Gather up the lines with the word "name" in them.

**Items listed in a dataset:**
+++
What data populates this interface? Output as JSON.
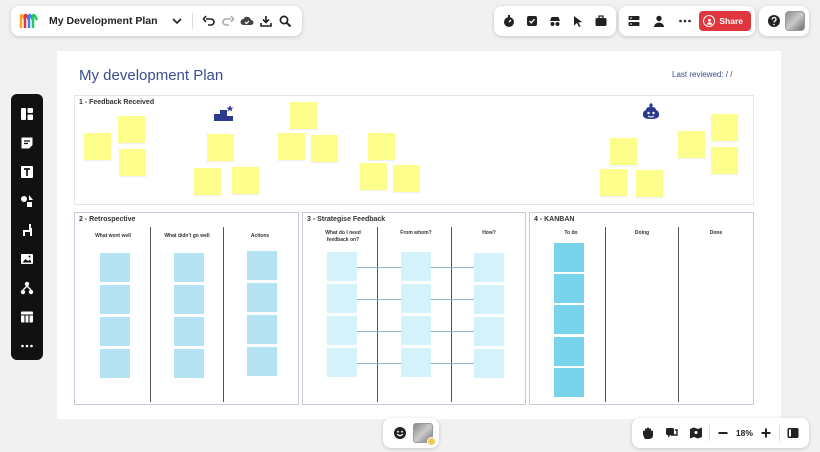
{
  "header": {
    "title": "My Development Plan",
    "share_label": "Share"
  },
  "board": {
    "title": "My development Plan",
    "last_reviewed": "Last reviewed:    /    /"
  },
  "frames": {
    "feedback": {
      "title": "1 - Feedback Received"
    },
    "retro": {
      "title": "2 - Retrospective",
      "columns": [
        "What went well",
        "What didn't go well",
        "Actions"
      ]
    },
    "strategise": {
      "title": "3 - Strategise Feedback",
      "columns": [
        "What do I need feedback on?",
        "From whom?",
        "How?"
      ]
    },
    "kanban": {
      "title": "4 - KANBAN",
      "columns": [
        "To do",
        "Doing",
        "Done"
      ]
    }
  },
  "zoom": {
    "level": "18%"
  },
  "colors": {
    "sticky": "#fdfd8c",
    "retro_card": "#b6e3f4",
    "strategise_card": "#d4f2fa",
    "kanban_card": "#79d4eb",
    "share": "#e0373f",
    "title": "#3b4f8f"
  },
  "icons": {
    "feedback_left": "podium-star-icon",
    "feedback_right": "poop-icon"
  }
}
+++
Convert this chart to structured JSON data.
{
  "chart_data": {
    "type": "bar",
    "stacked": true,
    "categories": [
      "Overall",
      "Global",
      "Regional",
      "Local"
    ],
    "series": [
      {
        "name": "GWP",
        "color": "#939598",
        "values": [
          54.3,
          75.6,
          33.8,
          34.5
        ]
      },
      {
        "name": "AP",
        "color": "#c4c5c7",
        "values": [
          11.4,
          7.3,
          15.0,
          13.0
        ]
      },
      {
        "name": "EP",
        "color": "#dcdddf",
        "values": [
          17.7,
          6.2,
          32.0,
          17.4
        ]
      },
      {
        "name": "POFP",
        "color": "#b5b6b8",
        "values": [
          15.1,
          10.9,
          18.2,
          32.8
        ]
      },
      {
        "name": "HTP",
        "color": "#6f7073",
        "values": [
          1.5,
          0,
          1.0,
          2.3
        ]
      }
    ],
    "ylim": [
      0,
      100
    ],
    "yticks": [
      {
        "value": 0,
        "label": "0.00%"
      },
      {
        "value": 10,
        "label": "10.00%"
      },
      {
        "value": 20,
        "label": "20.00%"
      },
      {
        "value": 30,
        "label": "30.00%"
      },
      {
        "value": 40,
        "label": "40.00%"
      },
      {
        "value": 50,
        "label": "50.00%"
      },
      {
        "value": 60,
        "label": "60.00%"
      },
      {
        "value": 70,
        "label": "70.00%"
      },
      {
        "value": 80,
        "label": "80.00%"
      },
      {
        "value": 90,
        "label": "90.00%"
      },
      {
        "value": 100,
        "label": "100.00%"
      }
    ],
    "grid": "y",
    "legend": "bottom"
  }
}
+++
**Full output:**
        "name": "GWP",
        "name": "AP",
        "name": "EP",
        "name": "POFP",
        "name": "HTP",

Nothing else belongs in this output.